* Set problem:
Copy every line that holds "Taxe".

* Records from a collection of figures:
>>>>

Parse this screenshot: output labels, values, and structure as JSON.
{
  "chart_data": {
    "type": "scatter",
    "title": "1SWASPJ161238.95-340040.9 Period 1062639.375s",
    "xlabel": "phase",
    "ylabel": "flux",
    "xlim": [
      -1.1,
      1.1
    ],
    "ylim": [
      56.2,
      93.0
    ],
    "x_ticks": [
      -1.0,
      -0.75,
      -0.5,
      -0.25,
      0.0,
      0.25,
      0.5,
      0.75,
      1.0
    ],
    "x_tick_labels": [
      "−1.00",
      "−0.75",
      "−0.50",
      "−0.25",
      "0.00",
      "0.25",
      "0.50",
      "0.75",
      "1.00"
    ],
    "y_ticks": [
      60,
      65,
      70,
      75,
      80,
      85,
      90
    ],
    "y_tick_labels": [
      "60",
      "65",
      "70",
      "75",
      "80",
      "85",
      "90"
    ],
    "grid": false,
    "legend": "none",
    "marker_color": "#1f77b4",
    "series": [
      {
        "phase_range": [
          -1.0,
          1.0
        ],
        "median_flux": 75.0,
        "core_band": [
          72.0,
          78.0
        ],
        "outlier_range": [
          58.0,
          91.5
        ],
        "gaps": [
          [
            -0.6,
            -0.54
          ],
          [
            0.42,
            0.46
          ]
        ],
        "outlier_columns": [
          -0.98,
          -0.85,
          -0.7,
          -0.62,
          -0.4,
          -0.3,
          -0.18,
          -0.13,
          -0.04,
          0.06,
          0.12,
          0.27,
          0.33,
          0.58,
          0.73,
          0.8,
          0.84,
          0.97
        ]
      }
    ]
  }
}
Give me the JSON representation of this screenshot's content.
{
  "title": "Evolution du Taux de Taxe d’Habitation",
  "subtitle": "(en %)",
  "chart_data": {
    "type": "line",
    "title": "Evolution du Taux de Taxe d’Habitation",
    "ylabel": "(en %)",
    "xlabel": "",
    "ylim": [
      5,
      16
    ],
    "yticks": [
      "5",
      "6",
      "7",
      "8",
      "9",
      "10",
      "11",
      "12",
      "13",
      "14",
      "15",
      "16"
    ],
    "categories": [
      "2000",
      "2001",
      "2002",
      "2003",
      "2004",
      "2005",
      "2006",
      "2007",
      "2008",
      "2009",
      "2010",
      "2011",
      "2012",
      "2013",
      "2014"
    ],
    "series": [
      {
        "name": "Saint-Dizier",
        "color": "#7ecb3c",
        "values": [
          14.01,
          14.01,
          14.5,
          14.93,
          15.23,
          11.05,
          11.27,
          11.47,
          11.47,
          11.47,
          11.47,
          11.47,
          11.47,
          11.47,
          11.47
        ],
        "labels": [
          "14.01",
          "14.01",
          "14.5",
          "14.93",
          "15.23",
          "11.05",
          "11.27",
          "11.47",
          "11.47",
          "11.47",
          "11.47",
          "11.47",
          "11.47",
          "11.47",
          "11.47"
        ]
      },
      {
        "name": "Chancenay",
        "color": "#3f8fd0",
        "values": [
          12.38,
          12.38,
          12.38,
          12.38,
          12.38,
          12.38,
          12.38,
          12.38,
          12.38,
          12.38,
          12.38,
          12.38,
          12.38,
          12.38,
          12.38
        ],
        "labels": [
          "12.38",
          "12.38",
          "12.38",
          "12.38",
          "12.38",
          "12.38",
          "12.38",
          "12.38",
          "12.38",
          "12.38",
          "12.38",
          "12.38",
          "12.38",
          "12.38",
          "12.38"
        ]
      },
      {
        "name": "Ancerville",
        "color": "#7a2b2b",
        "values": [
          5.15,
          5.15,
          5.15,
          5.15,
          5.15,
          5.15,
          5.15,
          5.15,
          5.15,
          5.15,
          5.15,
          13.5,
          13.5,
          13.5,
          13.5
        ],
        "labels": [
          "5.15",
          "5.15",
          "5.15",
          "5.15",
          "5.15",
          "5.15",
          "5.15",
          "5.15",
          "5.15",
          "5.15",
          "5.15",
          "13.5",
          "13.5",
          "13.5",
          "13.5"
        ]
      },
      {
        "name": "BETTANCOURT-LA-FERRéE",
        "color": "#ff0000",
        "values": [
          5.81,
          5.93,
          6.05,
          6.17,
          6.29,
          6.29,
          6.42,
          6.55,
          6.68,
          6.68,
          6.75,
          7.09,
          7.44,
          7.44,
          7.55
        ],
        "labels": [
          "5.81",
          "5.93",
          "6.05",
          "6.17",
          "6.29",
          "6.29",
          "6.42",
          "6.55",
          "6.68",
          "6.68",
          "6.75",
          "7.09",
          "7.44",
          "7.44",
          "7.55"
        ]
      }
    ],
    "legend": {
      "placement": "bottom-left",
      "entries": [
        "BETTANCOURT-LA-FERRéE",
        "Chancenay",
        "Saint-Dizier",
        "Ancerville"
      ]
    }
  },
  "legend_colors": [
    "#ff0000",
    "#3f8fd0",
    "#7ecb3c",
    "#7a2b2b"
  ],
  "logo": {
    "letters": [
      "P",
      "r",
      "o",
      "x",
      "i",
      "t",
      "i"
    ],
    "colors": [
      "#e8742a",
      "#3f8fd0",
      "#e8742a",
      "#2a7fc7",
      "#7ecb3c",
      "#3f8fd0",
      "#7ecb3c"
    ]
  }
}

<<<<

* Exercise answer:
  "title": "Evolution du Taux de Taxe d’Habitation",
    "title": "Evolution du Taux de Taxe d’Habitation",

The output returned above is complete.